== PROBLEM STATEMENT ==
Go through the lines below. Copy those with "type".

== ENTRIES SHOWN ==
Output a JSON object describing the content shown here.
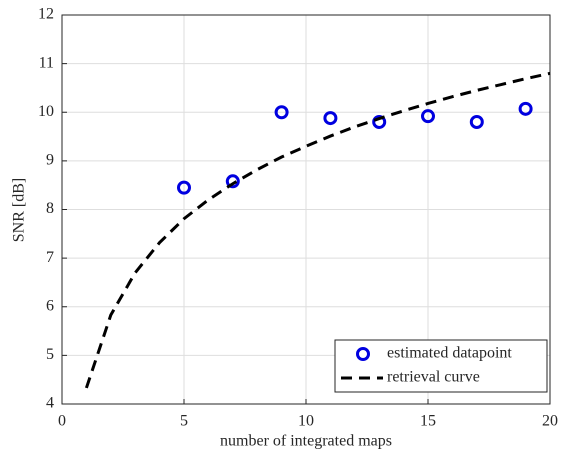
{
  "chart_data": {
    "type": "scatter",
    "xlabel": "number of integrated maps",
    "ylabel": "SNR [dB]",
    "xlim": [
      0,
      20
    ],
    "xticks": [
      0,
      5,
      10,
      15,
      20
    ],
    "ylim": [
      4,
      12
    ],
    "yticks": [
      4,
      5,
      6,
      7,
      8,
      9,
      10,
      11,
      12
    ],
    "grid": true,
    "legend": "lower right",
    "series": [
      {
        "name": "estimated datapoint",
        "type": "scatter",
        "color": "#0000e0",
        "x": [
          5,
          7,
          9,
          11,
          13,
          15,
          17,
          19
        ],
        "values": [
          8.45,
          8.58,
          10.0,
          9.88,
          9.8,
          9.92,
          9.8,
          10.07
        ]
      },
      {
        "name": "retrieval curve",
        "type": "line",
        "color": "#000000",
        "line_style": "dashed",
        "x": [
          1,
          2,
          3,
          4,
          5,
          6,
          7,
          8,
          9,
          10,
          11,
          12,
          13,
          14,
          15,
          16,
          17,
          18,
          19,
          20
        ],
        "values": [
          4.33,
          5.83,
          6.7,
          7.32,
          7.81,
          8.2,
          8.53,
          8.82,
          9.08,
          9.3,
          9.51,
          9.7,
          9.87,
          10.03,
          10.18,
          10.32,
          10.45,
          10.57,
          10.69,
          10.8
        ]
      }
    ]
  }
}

---

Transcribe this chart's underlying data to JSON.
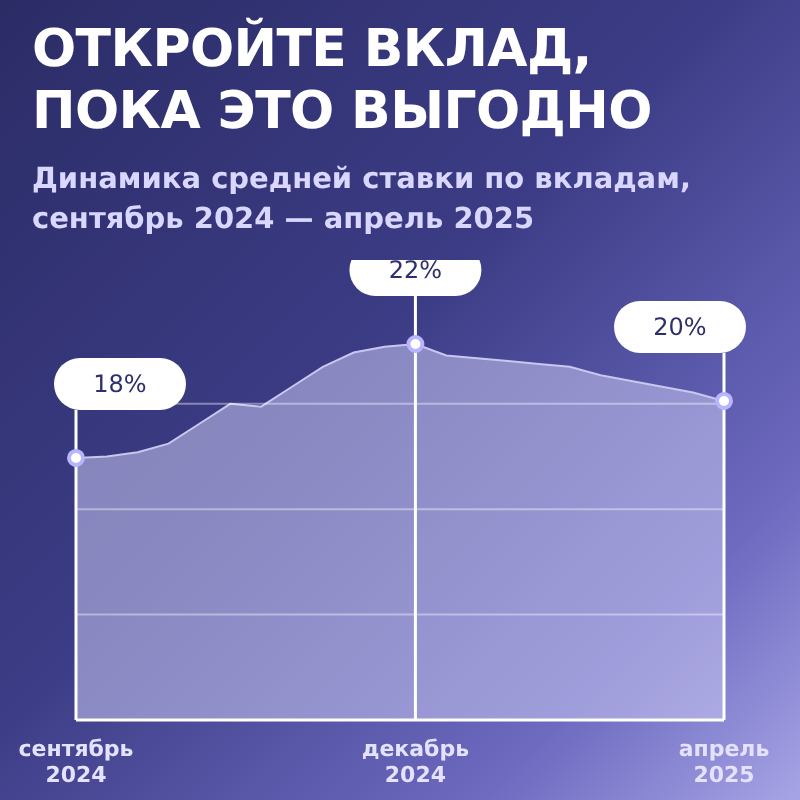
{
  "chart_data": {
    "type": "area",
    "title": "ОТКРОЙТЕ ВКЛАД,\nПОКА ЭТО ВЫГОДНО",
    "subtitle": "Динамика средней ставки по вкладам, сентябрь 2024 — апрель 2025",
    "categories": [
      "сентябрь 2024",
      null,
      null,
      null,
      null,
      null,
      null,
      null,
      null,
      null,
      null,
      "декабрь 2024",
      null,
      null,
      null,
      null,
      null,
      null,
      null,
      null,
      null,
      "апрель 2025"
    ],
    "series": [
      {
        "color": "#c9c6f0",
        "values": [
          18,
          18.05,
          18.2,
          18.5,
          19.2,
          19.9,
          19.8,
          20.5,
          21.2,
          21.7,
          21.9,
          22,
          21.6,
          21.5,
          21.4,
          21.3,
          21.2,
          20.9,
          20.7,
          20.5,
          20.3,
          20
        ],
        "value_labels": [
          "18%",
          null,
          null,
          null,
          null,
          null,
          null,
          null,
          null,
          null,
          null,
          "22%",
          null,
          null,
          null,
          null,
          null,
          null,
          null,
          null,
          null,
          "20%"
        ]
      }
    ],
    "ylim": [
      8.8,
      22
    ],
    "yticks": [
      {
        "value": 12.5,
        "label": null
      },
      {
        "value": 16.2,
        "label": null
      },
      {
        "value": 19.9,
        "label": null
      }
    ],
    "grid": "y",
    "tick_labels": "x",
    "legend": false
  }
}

* * *

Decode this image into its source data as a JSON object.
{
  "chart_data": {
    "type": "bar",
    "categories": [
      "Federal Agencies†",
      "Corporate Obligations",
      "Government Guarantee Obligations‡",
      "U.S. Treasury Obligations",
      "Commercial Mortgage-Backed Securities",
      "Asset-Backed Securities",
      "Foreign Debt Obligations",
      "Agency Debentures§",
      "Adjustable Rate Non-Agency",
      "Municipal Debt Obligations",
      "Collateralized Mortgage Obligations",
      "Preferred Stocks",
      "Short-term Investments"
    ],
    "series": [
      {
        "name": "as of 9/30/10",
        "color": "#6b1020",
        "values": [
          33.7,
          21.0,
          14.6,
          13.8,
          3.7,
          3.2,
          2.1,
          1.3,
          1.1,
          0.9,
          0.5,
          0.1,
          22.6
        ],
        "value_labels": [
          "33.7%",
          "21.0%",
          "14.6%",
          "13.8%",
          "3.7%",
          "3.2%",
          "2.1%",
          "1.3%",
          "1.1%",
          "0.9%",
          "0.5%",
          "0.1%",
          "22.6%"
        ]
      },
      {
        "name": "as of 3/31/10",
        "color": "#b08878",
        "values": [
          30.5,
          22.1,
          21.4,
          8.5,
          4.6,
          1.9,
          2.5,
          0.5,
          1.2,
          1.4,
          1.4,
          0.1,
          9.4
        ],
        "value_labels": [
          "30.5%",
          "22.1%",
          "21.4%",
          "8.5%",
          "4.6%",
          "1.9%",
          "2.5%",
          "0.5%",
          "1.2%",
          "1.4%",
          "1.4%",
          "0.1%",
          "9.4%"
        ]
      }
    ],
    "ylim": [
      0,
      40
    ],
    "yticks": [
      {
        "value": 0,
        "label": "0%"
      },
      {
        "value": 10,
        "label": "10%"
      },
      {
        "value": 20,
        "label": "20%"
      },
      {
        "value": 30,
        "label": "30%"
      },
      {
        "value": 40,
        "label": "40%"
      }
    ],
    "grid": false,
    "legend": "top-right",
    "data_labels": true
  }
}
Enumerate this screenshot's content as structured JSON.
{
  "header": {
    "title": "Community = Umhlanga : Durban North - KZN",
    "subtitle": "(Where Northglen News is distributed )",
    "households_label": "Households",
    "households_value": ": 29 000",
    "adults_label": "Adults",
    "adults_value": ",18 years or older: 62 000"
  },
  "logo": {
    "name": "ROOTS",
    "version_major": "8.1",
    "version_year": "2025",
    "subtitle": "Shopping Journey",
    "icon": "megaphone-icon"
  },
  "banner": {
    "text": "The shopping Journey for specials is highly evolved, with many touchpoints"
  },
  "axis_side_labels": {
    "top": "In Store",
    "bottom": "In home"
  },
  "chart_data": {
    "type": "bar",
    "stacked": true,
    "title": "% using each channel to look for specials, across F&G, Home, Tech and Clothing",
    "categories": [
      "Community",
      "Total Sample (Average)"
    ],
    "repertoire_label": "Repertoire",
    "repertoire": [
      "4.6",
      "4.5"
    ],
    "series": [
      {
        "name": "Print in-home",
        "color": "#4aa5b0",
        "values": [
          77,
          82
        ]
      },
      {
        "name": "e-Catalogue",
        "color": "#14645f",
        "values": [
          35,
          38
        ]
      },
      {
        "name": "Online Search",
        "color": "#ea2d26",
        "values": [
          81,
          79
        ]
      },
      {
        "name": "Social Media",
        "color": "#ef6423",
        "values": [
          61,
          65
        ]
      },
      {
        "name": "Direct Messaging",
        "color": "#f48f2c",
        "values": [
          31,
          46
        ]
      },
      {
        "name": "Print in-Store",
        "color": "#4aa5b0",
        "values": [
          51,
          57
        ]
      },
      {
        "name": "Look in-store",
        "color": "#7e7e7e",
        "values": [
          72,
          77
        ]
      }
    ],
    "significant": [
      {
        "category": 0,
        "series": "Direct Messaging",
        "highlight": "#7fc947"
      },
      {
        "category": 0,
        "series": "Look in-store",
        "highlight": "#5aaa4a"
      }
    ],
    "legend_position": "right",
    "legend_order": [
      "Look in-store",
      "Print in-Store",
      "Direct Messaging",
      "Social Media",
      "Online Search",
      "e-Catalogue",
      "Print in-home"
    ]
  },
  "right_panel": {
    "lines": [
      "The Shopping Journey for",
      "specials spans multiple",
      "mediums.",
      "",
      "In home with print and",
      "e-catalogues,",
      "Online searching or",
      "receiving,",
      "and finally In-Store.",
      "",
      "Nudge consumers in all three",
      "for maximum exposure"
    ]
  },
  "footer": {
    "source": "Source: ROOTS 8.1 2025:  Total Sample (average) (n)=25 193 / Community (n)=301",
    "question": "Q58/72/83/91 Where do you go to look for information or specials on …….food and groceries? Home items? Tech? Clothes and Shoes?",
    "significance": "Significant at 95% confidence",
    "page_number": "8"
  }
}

== RESULT FOR THIS TASK ==
    "type": "scatter",
        "type": "scatter",
        "type": "line",
    "type": "area",
    "type": "bar",
    "type": "bar",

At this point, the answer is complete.